**INSTRUCTION**
Select the lines that contain "fullscreen" and copy each of them.
* START *
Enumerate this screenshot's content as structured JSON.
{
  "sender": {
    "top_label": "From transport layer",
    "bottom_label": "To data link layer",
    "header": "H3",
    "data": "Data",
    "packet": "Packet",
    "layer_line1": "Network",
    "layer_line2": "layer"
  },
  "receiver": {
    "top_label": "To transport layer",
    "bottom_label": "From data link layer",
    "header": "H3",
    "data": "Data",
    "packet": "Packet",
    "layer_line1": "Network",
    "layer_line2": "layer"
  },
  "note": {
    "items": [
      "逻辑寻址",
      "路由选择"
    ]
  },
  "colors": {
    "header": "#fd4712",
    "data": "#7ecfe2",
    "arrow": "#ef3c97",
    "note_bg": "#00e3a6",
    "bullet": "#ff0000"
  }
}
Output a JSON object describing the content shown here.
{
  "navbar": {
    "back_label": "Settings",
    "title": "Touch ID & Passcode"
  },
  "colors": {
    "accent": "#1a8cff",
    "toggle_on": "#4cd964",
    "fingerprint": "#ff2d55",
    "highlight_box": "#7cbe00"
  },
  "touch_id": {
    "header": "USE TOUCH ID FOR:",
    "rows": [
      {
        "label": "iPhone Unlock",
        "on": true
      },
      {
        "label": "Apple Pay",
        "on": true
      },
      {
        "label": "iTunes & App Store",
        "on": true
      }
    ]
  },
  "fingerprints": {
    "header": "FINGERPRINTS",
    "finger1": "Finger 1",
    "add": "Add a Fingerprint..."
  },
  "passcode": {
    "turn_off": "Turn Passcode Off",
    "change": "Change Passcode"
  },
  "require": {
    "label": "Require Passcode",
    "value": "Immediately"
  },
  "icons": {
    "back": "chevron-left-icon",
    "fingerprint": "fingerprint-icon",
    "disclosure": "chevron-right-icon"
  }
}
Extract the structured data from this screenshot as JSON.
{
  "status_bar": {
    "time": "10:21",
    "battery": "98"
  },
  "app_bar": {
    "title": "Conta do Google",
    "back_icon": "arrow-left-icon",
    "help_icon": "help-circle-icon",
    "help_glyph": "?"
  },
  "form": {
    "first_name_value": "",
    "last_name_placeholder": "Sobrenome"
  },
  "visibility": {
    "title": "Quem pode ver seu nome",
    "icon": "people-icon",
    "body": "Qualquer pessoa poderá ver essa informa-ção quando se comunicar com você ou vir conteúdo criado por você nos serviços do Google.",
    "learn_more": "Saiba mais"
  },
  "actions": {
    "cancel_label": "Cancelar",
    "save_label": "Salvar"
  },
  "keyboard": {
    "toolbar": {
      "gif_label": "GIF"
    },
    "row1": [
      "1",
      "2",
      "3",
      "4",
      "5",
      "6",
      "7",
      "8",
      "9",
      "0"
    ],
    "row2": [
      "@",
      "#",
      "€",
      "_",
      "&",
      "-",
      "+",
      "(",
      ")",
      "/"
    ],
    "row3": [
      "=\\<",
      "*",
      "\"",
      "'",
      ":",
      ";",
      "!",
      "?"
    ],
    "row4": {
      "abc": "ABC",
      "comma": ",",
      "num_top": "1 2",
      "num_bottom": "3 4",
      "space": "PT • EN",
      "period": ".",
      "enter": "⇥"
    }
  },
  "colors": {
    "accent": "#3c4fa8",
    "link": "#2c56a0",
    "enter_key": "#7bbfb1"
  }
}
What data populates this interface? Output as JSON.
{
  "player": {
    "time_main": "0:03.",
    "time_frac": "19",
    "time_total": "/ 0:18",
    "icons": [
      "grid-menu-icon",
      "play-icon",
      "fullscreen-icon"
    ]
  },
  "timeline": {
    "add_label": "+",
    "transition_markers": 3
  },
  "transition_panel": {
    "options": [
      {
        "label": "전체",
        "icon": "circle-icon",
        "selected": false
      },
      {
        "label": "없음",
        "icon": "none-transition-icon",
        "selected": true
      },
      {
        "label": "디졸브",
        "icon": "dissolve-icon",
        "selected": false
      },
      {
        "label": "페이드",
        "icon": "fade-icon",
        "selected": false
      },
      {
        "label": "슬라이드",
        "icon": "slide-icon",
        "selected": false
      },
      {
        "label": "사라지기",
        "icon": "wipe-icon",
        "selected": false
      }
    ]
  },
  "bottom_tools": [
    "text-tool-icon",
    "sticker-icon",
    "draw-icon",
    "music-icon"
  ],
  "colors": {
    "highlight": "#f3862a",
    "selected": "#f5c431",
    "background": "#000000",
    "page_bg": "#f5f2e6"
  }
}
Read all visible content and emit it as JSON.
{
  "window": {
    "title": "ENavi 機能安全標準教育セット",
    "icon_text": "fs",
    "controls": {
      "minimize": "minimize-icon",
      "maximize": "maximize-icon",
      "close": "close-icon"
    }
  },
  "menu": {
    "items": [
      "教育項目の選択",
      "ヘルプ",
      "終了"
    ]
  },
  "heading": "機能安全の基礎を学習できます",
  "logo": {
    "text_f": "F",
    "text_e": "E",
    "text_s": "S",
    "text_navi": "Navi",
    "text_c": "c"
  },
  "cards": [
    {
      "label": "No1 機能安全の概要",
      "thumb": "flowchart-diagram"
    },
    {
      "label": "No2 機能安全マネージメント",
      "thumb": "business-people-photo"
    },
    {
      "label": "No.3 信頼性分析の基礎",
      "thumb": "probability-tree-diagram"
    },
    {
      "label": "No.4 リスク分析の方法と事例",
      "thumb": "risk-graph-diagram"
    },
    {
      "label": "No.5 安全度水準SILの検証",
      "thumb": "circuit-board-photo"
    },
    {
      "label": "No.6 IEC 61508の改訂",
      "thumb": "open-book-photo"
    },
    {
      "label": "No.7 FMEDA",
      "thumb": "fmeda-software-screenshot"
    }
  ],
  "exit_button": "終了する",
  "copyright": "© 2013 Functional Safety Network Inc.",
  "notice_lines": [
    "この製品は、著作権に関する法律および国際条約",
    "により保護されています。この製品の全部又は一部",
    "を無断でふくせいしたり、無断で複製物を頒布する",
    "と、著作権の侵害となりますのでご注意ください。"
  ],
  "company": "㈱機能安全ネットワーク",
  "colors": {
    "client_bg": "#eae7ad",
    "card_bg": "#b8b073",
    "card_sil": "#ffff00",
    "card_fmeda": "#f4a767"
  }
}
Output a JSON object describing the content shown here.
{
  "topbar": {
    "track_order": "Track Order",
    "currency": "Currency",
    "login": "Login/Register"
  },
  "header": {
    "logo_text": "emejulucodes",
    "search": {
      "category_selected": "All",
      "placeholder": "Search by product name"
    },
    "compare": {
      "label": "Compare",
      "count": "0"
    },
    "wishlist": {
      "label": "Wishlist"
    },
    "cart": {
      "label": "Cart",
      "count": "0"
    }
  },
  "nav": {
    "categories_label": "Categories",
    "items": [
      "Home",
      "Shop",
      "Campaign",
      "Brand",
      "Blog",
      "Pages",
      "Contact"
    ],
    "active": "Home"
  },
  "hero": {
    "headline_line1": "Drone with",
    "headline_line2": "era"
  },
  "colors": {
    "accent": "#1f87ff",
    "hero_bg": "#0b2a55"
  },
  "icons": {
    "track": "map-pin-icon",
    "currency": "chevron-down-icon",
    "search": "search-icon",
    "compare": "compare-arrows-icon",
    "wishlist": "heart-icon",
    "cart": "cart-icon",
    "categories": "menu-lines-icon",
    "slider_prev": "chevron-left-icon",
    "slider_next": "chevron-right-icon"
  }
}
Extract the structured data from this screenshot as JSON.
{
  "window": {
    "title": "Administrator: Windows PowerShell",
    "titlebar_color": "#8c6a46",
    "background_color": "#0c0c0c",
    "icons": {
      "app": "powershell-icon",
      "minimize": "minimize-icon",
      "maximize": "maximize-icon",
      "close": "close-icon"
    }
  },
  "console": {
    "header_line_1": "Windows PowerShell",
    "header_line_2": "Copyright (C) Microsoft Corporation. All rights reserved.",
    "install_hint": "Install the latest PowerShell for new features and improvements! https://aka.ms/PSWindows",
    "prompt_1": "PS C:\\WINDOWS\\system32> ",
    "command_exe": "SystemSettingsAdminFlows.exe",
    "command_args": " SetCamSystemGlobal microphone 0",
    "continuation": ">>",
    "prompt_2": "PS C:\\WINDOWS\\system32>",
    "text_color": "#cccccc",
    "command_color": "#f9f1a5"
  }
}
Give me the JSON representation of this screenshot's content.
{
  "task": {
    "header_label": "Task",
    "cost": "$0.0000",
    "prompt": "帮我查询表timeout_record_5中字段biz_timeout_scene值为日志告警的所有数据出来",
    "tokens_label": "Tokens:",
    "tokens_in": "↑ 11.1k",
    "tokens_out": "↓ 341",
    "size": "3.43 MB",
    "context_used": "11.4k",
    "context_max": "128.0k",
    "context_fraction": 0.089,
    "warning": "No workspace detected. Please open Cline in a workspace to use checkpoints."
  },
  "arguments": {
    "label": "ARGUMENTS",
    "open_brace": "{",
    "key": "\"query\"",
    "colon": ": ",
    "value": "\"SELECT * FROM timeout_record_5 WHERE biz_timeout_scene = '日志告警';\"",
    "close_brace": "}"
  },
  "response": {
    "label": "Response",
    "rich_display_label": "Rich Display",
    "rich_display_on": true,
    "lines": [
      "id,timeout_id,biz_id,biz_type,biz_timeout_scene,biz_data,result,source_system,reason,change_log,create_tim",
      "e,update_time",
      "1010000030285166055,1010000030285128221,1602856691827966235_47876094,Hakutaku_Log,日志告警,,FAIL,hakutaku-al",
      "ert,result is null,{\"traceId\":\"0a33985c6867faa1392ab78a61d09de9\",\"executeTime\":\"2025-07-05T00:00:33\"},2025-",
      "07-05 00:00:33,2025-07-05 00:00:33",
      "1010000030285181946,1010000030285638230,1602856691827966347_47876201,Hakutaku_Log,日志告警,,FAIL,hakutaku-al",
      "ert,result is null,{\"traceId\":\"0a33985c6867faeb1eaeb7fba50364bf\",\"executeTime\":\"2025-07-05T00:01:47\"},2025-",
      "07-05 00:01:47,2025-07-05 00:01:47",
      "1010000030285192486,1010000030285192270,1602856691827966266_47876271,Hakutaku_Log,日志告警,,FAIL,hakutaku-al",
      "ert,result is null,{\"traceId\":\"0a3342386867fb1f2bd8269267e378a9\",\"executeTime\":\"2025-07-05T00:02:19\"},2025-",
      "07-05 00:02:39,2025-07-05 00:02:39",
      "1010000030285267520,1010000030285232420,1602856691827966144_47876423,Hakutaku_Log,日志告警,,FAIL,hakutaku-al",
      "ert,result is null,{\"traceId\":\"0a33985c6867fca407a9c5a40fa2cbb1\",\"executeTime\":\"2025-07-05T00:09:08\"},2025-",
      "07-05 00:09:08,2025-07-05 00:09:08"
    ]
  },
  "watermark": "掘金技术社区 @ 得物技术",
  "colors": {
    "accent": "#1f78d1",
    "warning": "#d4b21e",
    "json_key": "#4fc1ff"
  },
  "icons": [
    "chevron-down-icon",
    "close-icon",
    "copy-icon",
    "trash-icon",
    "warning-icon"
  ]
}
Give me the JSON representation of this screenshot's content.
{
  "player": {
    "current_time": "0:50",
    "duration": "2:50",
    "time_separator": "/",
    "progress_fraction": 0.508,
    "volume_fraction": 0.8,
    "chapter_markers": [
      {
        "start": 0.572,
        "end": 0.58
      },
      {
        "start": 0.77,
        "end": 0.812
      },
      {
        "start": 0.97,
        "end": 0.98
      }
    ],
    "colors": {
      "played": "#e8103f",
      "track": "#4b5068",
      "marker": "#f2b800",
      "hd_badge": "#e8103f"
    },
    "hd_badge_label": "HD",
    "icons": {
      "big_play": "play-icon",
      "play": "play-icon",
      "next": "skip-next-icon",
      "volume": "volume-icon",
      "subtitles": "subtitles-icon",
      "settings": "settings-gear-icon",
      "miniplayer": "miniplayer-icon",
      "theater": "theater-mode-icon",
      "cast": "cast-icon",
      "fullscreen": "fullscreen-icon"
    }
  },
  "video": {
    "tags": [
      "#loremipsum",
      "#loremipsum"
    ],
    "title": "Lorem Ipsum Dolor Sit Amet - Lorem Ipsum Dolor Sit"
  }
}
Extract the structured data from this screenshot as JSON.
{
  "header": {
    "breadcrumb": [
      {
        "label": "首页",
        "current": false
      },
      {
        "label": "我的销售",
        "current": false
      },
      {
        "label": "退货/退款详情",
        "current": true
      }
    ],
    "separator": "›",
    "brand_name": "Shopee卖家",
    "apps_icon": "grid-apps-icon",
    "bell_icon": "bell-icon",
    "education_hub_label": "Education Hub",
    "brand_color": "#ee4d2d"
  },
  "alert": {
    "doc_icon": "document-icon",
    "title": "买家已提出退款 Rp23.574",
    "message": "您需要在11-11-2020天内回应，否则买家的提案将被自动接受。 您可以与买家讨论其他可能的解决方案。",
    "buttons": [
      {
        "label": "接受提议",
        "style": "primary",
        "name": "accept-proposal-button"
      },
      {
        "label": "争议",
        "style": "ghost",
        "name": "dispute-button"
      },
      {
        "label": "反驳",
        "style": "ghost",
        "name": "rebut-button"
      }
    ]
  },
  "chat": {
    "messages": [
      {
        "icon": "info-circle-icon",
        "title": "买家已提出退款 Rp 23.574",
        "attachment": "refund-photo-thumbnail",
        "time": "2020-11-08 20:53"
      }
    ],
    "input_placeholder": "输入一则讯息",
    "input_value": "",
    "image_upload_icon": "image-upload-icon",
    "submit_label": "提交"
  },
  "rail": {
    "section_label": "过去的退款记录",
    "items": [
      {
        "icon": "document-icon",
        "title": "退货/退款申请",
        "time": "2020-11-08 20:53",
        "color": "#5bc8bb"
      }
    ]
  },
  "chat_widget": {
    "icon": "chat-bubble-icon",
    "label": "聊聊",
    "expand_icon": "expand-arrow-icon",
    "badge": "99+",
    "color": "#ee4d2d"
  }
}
* END *
**EXERCISE RESPONSE**
      "fullscreen-icon"
      "fullscreen": "fullscreen-icon"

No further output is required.